— What you need to do —
Can you print the data exactly and leave out each image?

[Figure content listings]
== == ==

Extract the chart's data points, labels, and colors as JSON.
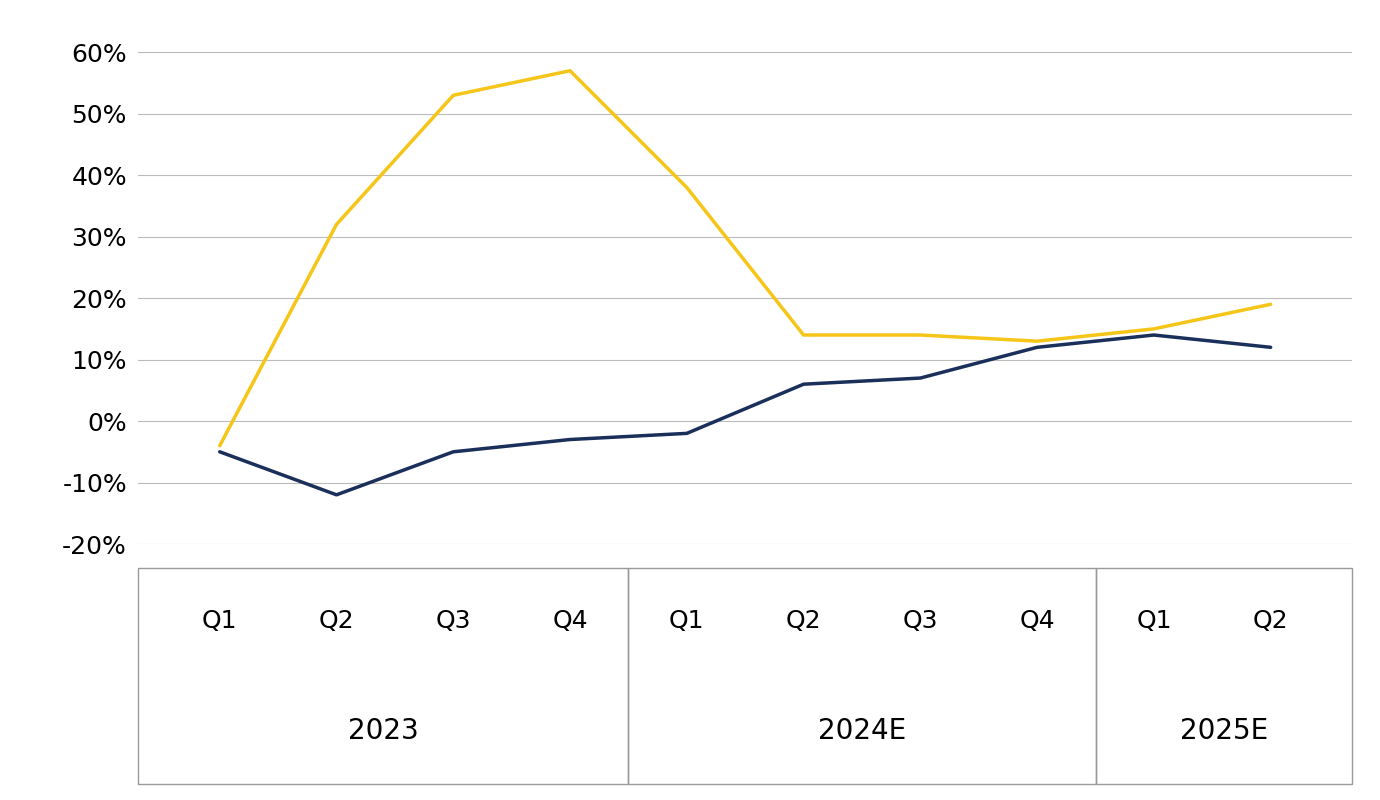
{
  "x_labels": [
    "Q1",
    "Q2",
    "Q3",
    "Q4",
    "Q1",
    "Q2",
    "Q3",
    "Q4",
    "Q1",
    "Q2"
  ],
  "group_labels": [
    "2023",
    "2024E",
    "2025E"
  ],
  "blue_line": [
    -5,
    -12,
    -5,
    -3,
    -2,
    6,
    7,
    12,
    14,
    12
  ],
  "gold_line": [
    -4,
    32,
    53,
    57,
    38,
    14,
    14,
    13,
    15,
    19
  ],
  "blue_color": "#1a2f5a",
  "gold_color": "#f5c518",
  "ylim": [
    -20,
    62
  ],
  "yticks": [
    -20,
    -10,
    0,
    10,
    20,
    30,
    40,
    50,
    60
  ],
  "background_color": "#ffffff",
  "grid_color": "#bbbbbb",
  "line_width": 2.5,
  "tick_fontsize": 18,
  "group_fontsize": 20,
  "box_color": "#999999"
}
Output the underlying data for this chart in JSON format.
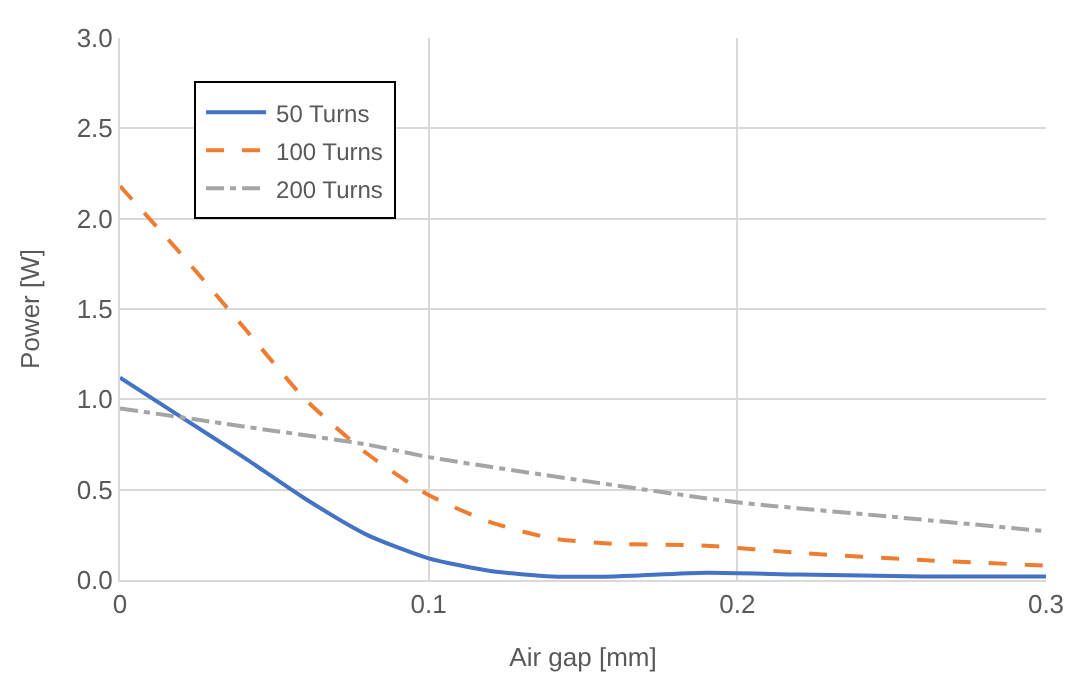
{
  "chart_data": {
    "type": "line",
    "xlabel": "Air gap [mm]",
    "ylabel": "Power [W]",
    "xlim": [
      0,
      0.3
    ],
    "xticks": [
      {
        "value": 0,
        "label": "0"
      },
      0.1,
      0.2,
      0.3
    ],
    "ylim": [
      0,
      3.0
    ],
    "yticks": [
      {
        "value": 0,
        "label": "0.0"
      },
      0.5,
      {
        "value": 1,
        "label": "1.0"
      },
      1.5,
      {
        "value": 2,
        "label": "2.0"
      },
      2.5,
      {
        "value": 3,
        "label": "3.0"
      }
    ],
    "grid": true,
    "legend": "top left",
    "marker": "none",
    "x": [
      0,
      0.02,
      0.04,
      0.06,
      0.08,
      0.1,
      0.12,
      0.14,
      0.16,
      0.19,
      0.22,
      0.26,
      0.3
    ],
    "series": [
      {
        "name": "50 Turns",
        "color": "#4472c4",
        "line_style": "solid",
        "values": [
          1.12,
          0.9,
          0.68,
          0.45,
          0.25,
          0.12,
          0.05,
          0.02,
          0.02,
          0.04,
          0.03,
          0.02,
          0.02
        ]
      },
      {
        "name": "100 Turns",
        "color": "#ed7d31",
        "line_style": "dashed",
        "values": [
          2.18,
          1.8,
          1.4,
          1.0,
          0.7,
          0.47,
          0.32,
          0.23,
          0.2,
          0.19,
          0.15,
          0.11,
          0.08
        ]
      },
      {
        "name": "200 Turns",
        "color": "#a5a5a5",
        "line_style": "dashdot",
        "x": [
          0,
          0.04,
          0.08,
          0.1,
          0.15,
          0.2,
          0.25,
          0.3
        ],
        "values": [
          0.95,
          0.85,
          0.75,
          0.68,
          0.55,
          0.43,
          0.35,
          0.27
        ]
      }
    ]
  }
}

== == ==

— Reply —
Extract the chart's data points, labels, and colors as JSON.
{
  "x_labels": [
    "Q1",
    "Q2",
    "Q3",
    "Q4",
    "Q1",
    "Q2",
    "Q3",
    "Q4",
    "Q1",
    "Q2"
  ],
  "group_labels": [
    "2023",
    "2024E",
    "2025E"
  ],
  "blue_line": [
    -5,
    -12,
    -5,
    -3,
    -2,
    6,
    7,
    12,
    14,
    12
  ],
  "gold_line": [
    -4,
    32,
    53,
    57,
    38,
    14,
    14,
    13,
    15,
    19
  ],
  "blue_color": "#1a2f5a",
  "gold_color": "#f5c518",
  "ylim": [
    -20,
    62
  ],
  "yticks": [
    -20,
    -10,
    0,
    10,
    20,
    30,
    40,
    50,
    60
  ],
  "background_color": "#ffffff",
  "grid_color": "#bbbbbb",
  "line_width": 2.5,
  "tick_fontsize": 18,
  "group_fontsize": 20,
  "box_color": "#999999"
}
Output the underlying data for this chart in JSON format.
{
  "chart_data": {
    "type": "line",
    "xlabel": "Air gap [mm]",
    "ylabel": "Power [W]",
    "xlim": [
      0,
      0.3
    ],
    "xticks": [
      {
        "value": 0,
        "label": "0"
      },
      0.1,
      0.2,
      0.3
    ],
    "ylim": [
      0,
      3.0
    ],
    "yticks": [
      {
        "value": 0,
        "label": "0.0"
      },
      0.5,
      {
        "value": 1,
        "label": "1.0"
      },
      1.5,
      {
        "value": 2,
        "label": "2.0"
      },
      2.5,
      {
        "value": 3,
        "label": "3.0"
      }
    ],
    "grid": true,
    "legend": "top left",
    "marker": "none",
    "x": [
      0,
      0.02,
      0.04,
      0.06,
      0.08,
      0.1,
      0.12,
      0.14,
      0.16,
      0.19,
      0.22,
      0.26,
      0.3
    ],
    "series": [
      {
        "name": "50 Turns",
        "color": "#4472c4",
        "line_style": "solid",
        "values": [
          1.12,
          0.9,
          0.68,
          0.45,
          0.25,
          0.12,
          0.05,
          0.02,
          0.02,
          0.04,
          0.03,
          0.02,
          0.02
        ]
      },
      {
        "name": "100 Turns",
        "color": "#ed7d31",
        "line_style": "dashed",
        "values": [
          2.18,
          1.8,
          1.4,
          1.0,
          0.7,
          0.47,
          0.32,
          0.23,
          0.2,
          0.19,
          0.15,
          0.11,
          0.08
        ]
      },
      {
        "name": "200 Turns",
        "color": "#a5a5a5",
        "line_style": "dashdot",
        "x": [
          0,
          0.04,
          0.08,
          0.1,
          0.15,
          0.2,
          0.25,
          0.3
        ],
        "values": [
          0.95,
          0.85,
          0.75,
          0.68,
          0.55,
          0.43,
          0.35,
          0.27
        ]
      }
    ]
  }
}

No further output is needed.